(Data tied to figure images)

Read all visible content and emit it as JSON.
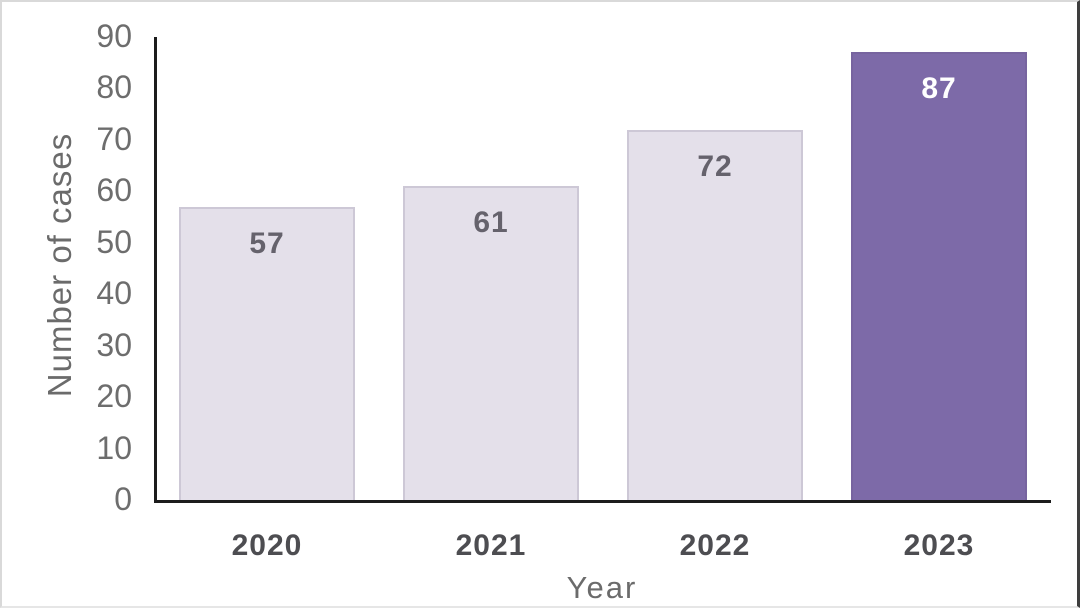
{
  "chart_data": {
    "type": "bar",
    "title": "",
    "categories": [
      "2020",
      "2021",
      "2022",
      "2023"
    ],
    "values": [
      57,
      61,
      72,
      87
    ],
    "xlabel": "Year",
    "ylabel": "Number of cases",
    "ylim": [
      0,
      90
    ],
    "yticks": [
      0,
      10,
      20,
      30,
      40,
      50,
      60,
      70,
      80,
      90
    ],
    "grid": false,
    "legend": "none",
    "bar_fill_colors": [
      "#e4e0ea",
      "#e4e0ea",
      "#e4e0ea",
      "#7d6aa8"
    ],
    "bar_border_colors": [
      "#cdc8d6",
      "#cdc8d6",
      "#cdc8d6",
      "#77649f"
    ],
    "value_label_colors": [
      "#65626c",
      "#65626c",
      "#65626c",
      "#ffffff"
    ],
    "axis_color": "#1c1c1c"
  }
}
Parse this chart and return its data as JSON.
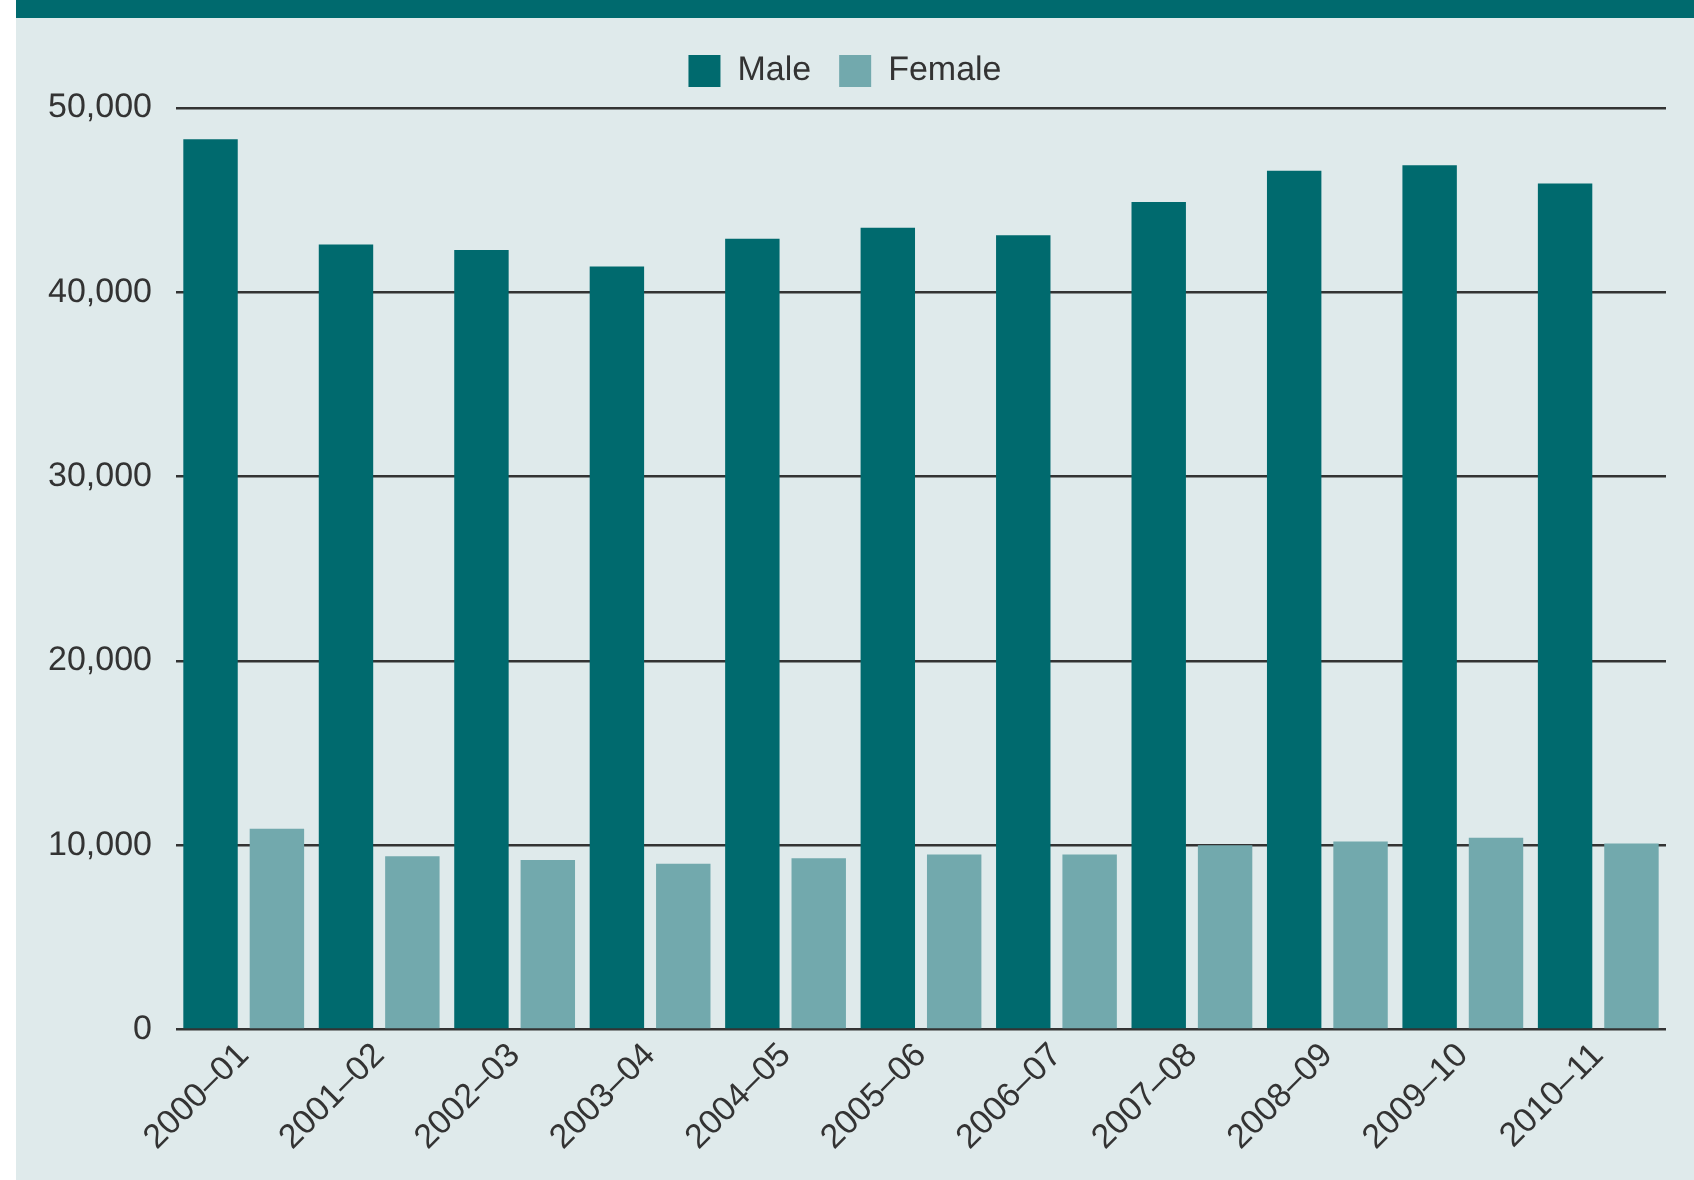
{
  "chart_data": {
    "type": "bar",
    "categories": [
      "2000–01",
      "2001–02",
      "2002–03",
      "2003–04",
      "2004–05",
      "2005–06",
      "2006–07",
      "2007–08",
      "2008–09",
      "2009–10",
      "2010–11"
    ],
    "series": [
      {
        "name": "Male",
        "color": "#006a6e",
        "values": [
          48300,
          42600,
          42300,
          41400,
          42900,
          43500,
          43100,
          44900,
          46600,
          46900,
          45900
        ]
      },
      {
        "name": "Female",
        "color": "#72a9ad",
        "values": [
          10900,
          9400,
          9200,
          9000,
          9300,
          9500,
          9500,
          10000,
          10200,
          10400,
          10100
        ]
      }
    ],
    "ylim": [
      0,
      50000
    ],
    "yticks": [
      0,
      {
        "value": 10000,
        "label": "10,000"
      },
      {
        "value": 20000,
        "label": "20,000"
      },
      {
        "value": 30000,
        "label": "30,000"
      },
      {
        "value": 40000,
        "label": "40,000"
      },
      {
        "value": 50000,
        "label": "50,000"
      }
    ],
    "grid": "y",
    "legend": "top"
  }
}
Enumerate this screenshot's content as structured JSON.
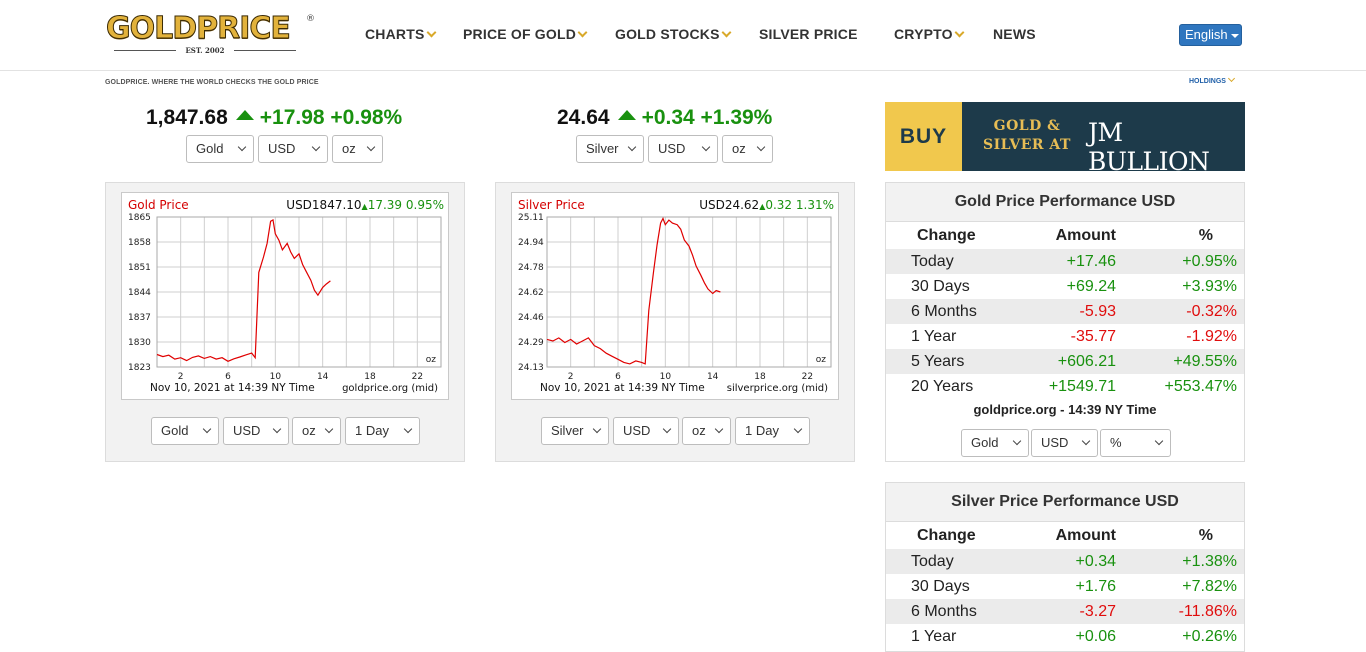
{
  "logo": {
    "text": "GOLDPRICE",
    "reg": "®",
    "est": "EST. 2002"
  },
  "nav": [
    {
      "label": "CHARTS",
      "dropdown": true
    },
    {
      "label": "PRICE OF GOLD",
      "dropdown": true
    },
    {
      "label": "GOLD STOCKS",
      "dropdown": true
    },
    {
      "label": "SILVER PRICE",
      "dropdown": false
    },
    {
      "label": "CRYPTO",
      "dropdown": true
    },
    {
      "label": "NEWS",
      "dropdown": false
    }
  ],
  "language": "English",
  "tagline": "GOLDPRICE.  WHERE THE WORLD CHECKS THE GOLD PRICE",
  "holdings": "HOLDINGS",
  "gold_quote": {
    "price": "1,847.68",
    "change": "+17.98",
    "pct": "+0.98%",
    "metal": "Gold",
    "currency": "USD",
    "unit": "oz"
  },
  "silver_quote": {
    "price": "24.64",
    "change": "+0.34",
    "pct": "+1.39%",
    "metal": "Silver",
    "currency": "USD",
    "unit": "oz"
  },
  "ad": {
    "buy": "BUY",
    "line1": "GOLD &",
    "line2": "SILVER AT",
    "brand": "JM BULLION"
  },
  "colors": {
    "up": "#19910f",
    "down": "#e00d0d",
    "chart_line": "#e00000",
    "gold": "#e2b23b",
    "nav_chevron": "#d9a92a",
    "button": "#2f76bf"
  },
  "chart_data": [
    {
      "type": "line",
      "title": "Gold Price",
      "header_price": "USD1847.10",
      "header_change": "17.39",
      "header_pct": "0.95%",
      "unit_label": "oz",
      "footer": "Nov 10, 2021 at 14:39 NY Time",
      "source": "goldprice.org (mid)",
      "x_ticks": [
        "2",
        "6",
        "10",
        "14",
        "18",
        "22"
      ],
      "y_ticks": [
        "1865",
        "1858",
        "1851",
        "1844",
        "1837",
        "1830",
        "1823"
      ],
      "ylim": [
        1823,
        1865
      ],
      "xlim": [
        0,
        24
      ],
      "grid": true,
      "series": [
        {
          "x": [
            0,
            0.5,
            1,
            1.5,
            2,
            2.5,
            3,
            3.5,
            4,
            4.5,
            5,
            5.5,
            6,
            6.5,
            7,
            7.5,
            8,
            8.3,
            8.6,
            9,
            9.3,
            9.6,
            9.8,
            10,
            10.3,
            10.6,
            11,
            11.3,
            11.6,
            12,
            12.3,
            12.6,
            13,
            13.3,
            13.6,
            14,
            14.3,
            14.65
          ],
          "y": [
            1826.5,
            1825.9,
            1826.3,
            1825.2,
            1825.6,
            1824.8,
            1825.7,
            1826.1,
            1825.4,
            1825.9,
            1825.2,
            1825.6,
            1824.6,
            1825.3,
            1825.8,
            1826.4,
            1826.9,
            1825.6,
            1849.5,
            1853.8,
            1857.6,
            1863.8,
            1864.2,
            1860.3,
            1858.5,
            1855.8,
            1857.6,
            1855.2,
            1853.4,
            1854.7,
            1851.7,
            1849.8,
            1847.3,
            1844.5,
            1843.1,
            1845.3,
            1846.2,
            1847.1
          ]
        }
      ]
    },
    {
      "type": "line",
      "title": "Silver Price",
      "header_price": "USD24.62",
      "header_change": "0.32",
      "header_pct": "1.31%",
      "unit_label": "oz",
      "footer": "Nov 10, 2021 at 14:39 NY Time",
      "source": "silverprice.org (mid)",
      "x_ticks": [
        "2",
        "6",
        "10",
        "14",
        "18",
        "22"
      ],
      "y_ticks": [
        "25.11",
        "24.94",
        "24.78",
        "24.62",
        "24.46",
        "24.29",
        "24.13"
      ],
      "ylim": [
        24.13,
        25.11
      ],
      "xlim": [
        0,
        24
      ],
      "grid": true,
      "series": [
        {
          "x": [
            0,
            0.5,
            1,
            1.5,
            2,
            2.5,
            3,
            3.5,
            4,
            4.5,
            5,
            5.5,
            6,
            6.5,
            7,
            7.5,
            8,
            8.3,
            8.6,
            9,
            9.3,
            9.6,
            9.8,
            10,
            10.3,
            10.6,
            11,
            11.3,
            11.6,
            12,
            12.3,
            12.6,
            13,
            13.3,
            13.6,
            14,
            14.3,
            14.65
          ],
          "y": [
            24.31,
            24.3,
            24.32,
            24.29,
            24.31,
            24.28,
            24.3,
            24.32,
            24.27,
            24.25,
            24.22,
            24.2,
            24.18,
            24.16,
            24.15,
            24.17,
            24.16,
            24.15,
            24.5,
            24.75,
            24.93,
            25.07,
            25.1,
            25.06,
            25.09,
            25.07,
            25.06,
            25.03,
            24.96,
            24.92,
            24.86,
            24.79,
            24.73,
            24.68,
            24.64,
            24.61,
            24.63,
            24.62
          ]
        }
      ]
    }
  ],
  "chart_controls": {
    "gold": {
      "metal": "Gold",
      "currency": "USD",
      "unit": "oz",
      "range": "1 Day"
    },
    "silver": {
      "metal": "Silver",
      "currency": "USD",
      "unit": "oz",
      "range": "1 Day"
    }
  },
  "gold_perf": {
    "title": "Gold Price Performance USD",
    "headers": [
      "Change",
      "Amount",
      "%"
    ],
    "rows": [
      {
        "period": "Today",
        "amount": "+17.46",
        "pct": "+0.95%",
        "dir": "pos"
      },
      {
        "period": "30 Days",
        "amount": "+69.24",
        "pct": "+3.93%",
        "dir": "pos"
      },
      {
        "period": "6 Months",
        "amount": "-5.93",
        "pct": "-0.32%",
        "dir": "neg"
      },
      {
        "period": "1 Year",
        "amount": "-35.77",
        "pct": "-1.92%",
        "dir": "neg"
      },
      {
        "period": "5 Years",
        "amount": "+606.21",
        "pct": "+49.55%",
        "dir": "pos"
      },
      {
        "period": "20 Years",
        "amount": "+1549.71",
        "pct": "+553.47%",
        "dir": "pos"
      }
    ],
    "footer": "goldprice.org - 14:39 NY Time",
    "controls": {
      "metal": "Gold",
      "currency": "USD",
      "mode": "%"
    }
  },
  "silver_perf": {
    "title": "Silver Price Performance USD",
    "headers": [
      "Change",
      "Amount",
      "%"
    ],
    "rows": [
      {
        "period": "Today",
        "amount": "+0.34",
        "pct": "+1.38%",
        "dir": "pos"
      },
      {
        "period": "30 Days",
        "amount": "+1.76",
        "pct": "+7.82%",
        "dir": "pos"
      },
      {
        "period": "6 Months",
        "amount": "-3.27",
        "pct": "-11.86%",
        "dir": "neg"
      },
      {
        "period": "1 Year",
        "amount": "+0.06",
        "pct": "+0.26%",
        "dir": "pos"
      }
    ]
  }
}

**Exercise directions:**
Scan the material for lines with the word "metal", and copy each line you find.

**Response below:**
    "metal": "Gold",
    "metal": "Silver",
      "metal": "Gold",
      "metal": "Silver",
      "metal": "Gold",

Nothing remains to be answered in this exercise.